PROBLEM REQUIREMENTS: Wherever the word "title" appears in a line, extract that line.

AVAILABLE RECORDS:
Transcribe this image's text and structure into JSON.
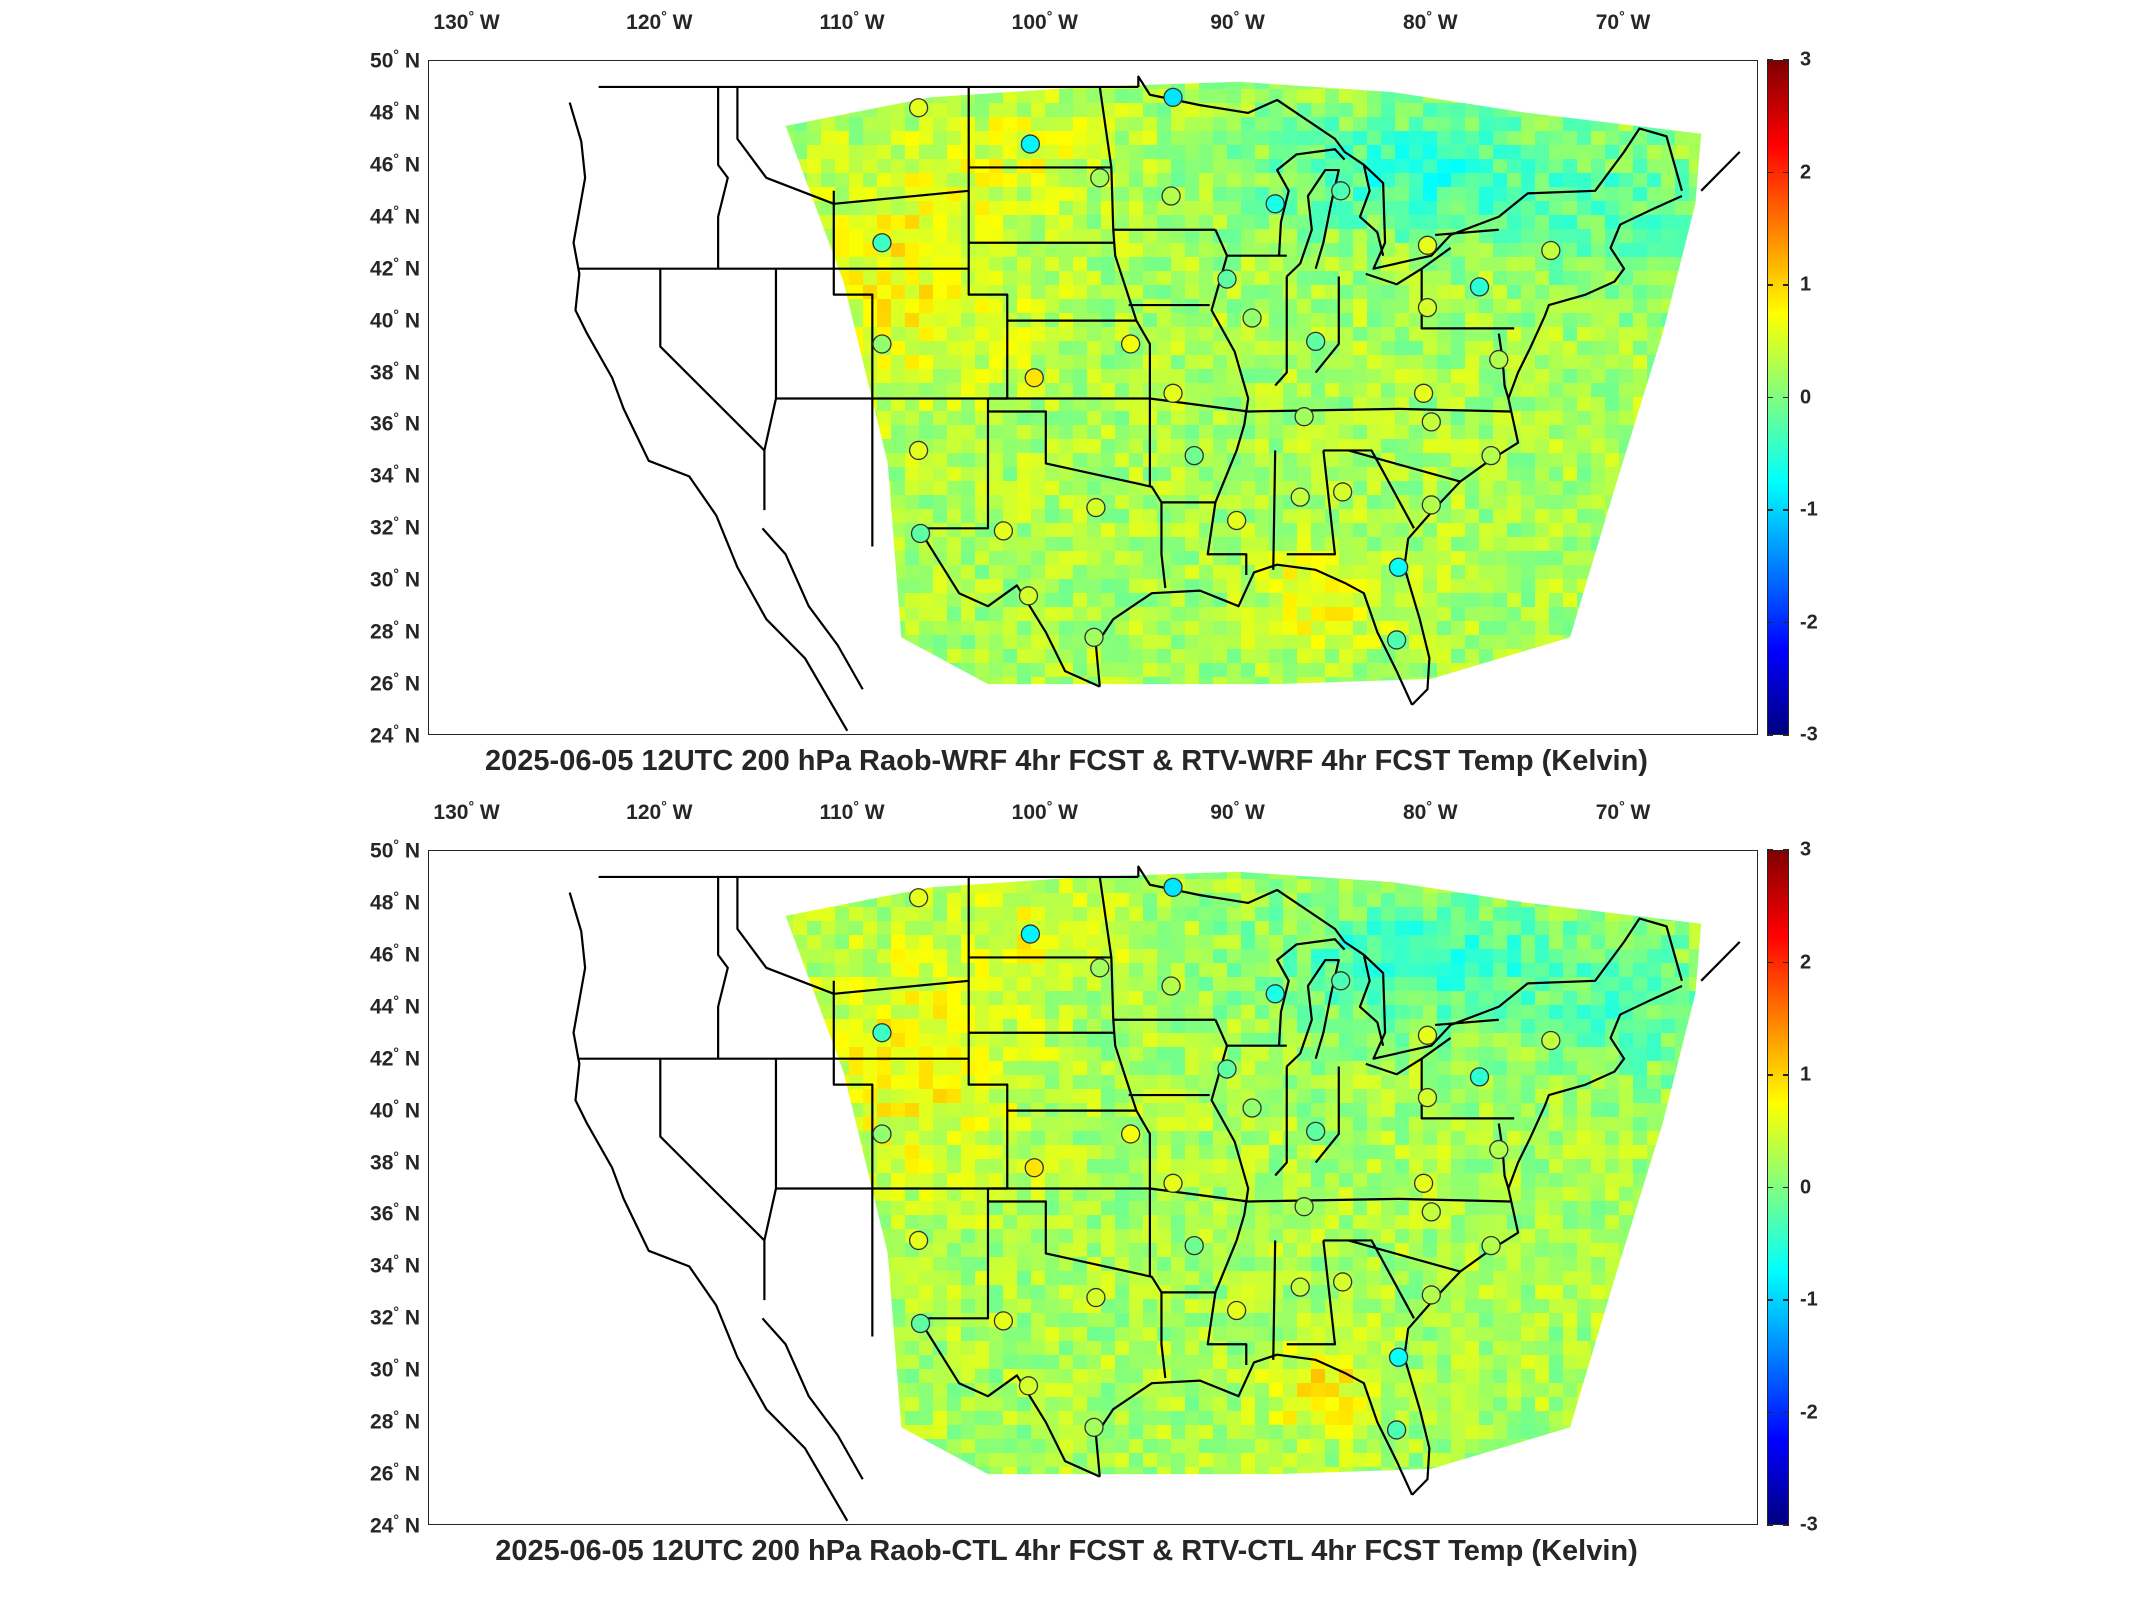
{
  "lon_ticks": [
    {
      "deg": "130",
      "dir": "W"
    },
    {
      "deg": "120",
      "dir": "W"
    },
    {
      "deg": "110",
      "dir": "W"
    },
    {
      "deg": "100",
      "dir": "W"
    },
    {
      "deg": "90",
      "dir": "W"
    },
    {
      "deg": "80",
      "dir": "W"
    },
    {
      "deg": "70",
      "dir": "W"
    }
  ],
  "lat_ticks": [
    {
      "deg": "50",
      "dir": "N"
    },
    {
      "deg": "48",
      "dir": "N"
    },
    {
      "deg": "46",
      "dir": "N"
    },
    {
      "deg": "44",
      "dir": "N"
    },
    {
      "deg": "42",
      "dir": "N"
    },
    {
      "deg": "40",
      "dir": "N"
    },
    {
      "deg": "38",
      "dir": "N"
    },
    {
      "deg": "36",
      "dir": "N"
    },
    {
      "deg": "34",
      "dir": "N"
    },
    {
      "deg": "32",
      "dir": "N"
    },
    {
      "deg": "30",
      "dir": "N"
    },
    {
      "deg": "28",
      "dir": "N"
    },
    {
      "deg": "26",
      "dir": "N"
    },
    {
      "deg": "24",
      "dir": "N"
    }
  ],
  "colorbar": {
    "ticks": [
      "3",
      "2",
      "1",
      "0",
      "-1",
      "-2",
      "-3"
    ],
    "min": -3,
    "max": 3,
    "colormap": [
      "#800000",
      "#ff0000",
      "#ff8000",
      "#ffff00",
      "#80ff80",
      "#00ffff",
      "#0080ff",
      "#0000ff",
      "#000080"
    ]
  },
  "panels": [
    {
      "title": "2025-06-05 12UTC 200 hPa Raob-WRF 4hr FCST & RTV-WRF 4hr FCST Temp (Kelvin)"
    },
    {
      "title": "2025-06-05 12UTC 200 hPa Raob-CTL 4hr FCST & RTV-CTL 4hr FCST Temp (Kelvin)"
    }
  ],
  "stations": [
    {
      "lon": -106.6,
      "lat": 48.2,
      "v": 0.6
    },
    {
      "lon": -100.8,
      "lat": 46.8,
      "v": -0.8
    },
    {
      "lon": -93.4,
      "lat": 48.6,
      "v": -0.9
    },
    {
      "lon": -97.2,
      "lat": 45.5,
      "v": 0.2
    },
    {
      "lon": -93.5,
      "lat": 44.8,
      "v": 0.3
    },
    {
      "lon": -88.1,
      "lat": 44.5,
      "v": -0.6
    },
    {
      "lon": -84.7,
      "lat": 45.0,
      "v": -0.3
    },
    {
      "lon": -108.5,
      "lat": 43.0,
      "v": -0.4
    },
    {
      "lon": -90.6,
      "lat": 41.6,
      "v": -0.2
    },
    {
      "lon": -73.8,
      "lat": 42.7,
      "v": 0.4
    },
    {
      "lon": -80.2,
      "lat": 42.9,
      "v": 0.6
    },
    {
      "lon": -89.3,
      "lat": 40.1,
      "v": 0.1
    },
    {
      "lon": -86.0,
      "lat": 39.2,
      "v": -0.2
    },
    {
      "lon": -80.2,
      "lat": 40.5,
      "v": 0.5
    },
    {
      "lon": -108.5,
      "lat": 39.1,
      "v": 0.1
    },
    {
      "lon": -95.6,
      "lat": 39.1,
      "v": 0.7
    },
    {
      "lon": -100.6,
      "lat": 37.8,
      "v": 0.9
    },
    {
      "lon": -93.4,
      "lat": 37.2,
      "v": 0.6
    },
    {
      "lon": -80.4,
      "lat": 37.2,
      "v": 0.6
    },
    {
      "lon": -86.6,
      "lat": 36.3,
      "v": 0.2
    },
    {
      "lon": -80.0,
      "lat": 36.1,
      "v": 0.4
    },
    {
      "lon": -106.6,
      "lat": 35.0,
      "v": 0.6
    },
    {
      "lon": -92.3,
      "lat": 34.8,
      "v": -0.1
    },
    {
      "lon": -76.9,
      "lat": 34.8,
      "v": 0.3
    },
    {
      "lon": -97.4,
      "lat": 32.8,
      "v": 0.5
    },
    {
      "lon": -90.1,
      "lat": 32.3,
      "v": 0.6
    },
    {
      "lon": -86.8,
      "lat": 33.2,
      "v": 0.4
    },
    {
      "lon": -84.6,
      "lat": 33.4,
      "v": 0.5
    },
    {
      "lon": -80.0,
      "lat": 32.9,
      "v": 0.3
    },
    {
      "lon": -106.5,
      "lat": 31.8,
      "v": -0.2
    },
    {
      "lon": -102.2,
      "lat": 31.9,
      "v": 0.6
    },
    {
      "lon": -100.9,
      "lat": 29.4,
      "v": 0.5
    },
    {
      "lon": -81.7,
      "lat": 30.5,
      "v": -0.7
    },
    {
      "lon": -97.5,
      "lat": 27.8,
      "v": 0.2
    },
    {
      "lon": -81.8,
      "lat": 27.7,
      "v": -0.3
    },
    {
      "lon": -77.5,
      "lat": 41.3,
      "v": -0.5
    },
    {
      "lon": -76.5,
      "lat": 38.5,
      "v": 0.3
    }
  ]
}
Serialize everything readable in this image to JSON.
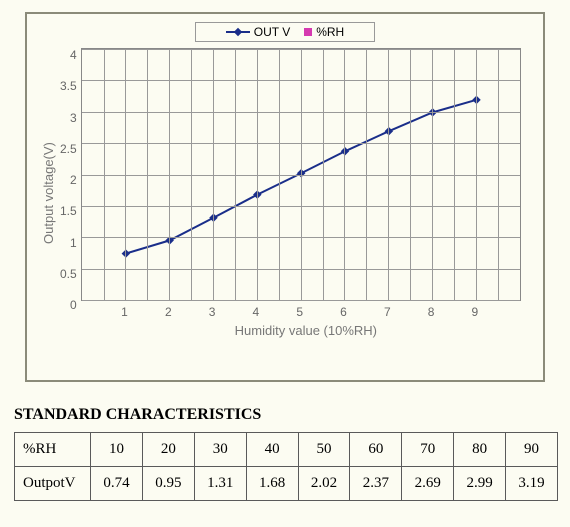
{
  "chart": {
    "type": "line",
    "legend": {
      "series1": "OUT V",
      "series2": "%RH"
    },
    "series1_color": "#1a2e8a",
    "series2_color": "#d63ab0",
    "xlabel": "Humidity value (10%RH)",
    "ylabel": "Output voltage(V)",
    "label_fontsize": 13,
    "label_color": "#777777",
    "xlim": [
      1,
      9
    ],
    "ylim": [
      0,
      4
    ],
    "ytick_step": 0.5,
    "yticks": [
      "4",
      "3.5",
      "3",
      "2.5",
      "2",
      "1.5",
      "1",
      "0.5",
      "0"
    ],
    "xticks": [
      "1",
      "2",
      "3",
      "4",
      "5",
      "6",
      "7",
      "8",
      "9"
    ],
    "x_values": [
      1,
      2,
      3,
      4,
      5,
      6,
      7,
      8,
      9
    ],
    "y_values": [
      0.74,
      0.95,
      1.31,
      1.68,
      2.02,
      2.37,
      2.69,
      2.99,
      3.19
    ],
    "marker": "diamond",
    "marker_size": 6,
    "line_width": 2,
    "background_color": "#fcfcf2",
    "grid_color": "#999999",
    "border_color": "#8b8b7a"
  },
  "table": {
    "title": "STANDARD CHARACTERISTICS",
    "row1_head": "%RH",
    "row2_head": "OutpotV",
    "rh": [
      "10",
      "20",
      "30",
      "40",
      "50",
      "60",
      "70",
      "80",
      "90"
    ],
    "outv": [
      "0.74",
      "0.95",
      "1.31",
      "1.68",
      "2.02",
      "2.37",
      "2.69",
      "2.99",
      "3.19"
    ]
  }
}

RESULT FOR THIS EXERCISE:
      "title": "2025-06-05 12UTC 200 hPa Raob-WRF 4hr FCST & RTV-WRF 4hr FCST Temp (Kelvin)"
      "title": "2025-06-05 12UTC 200 hPa Raob-CTL 4hr FCST & RTV-CTL 4hr FCST Temp (Kelvin)"
    "title": "STANDARD CHARACTERISTICS",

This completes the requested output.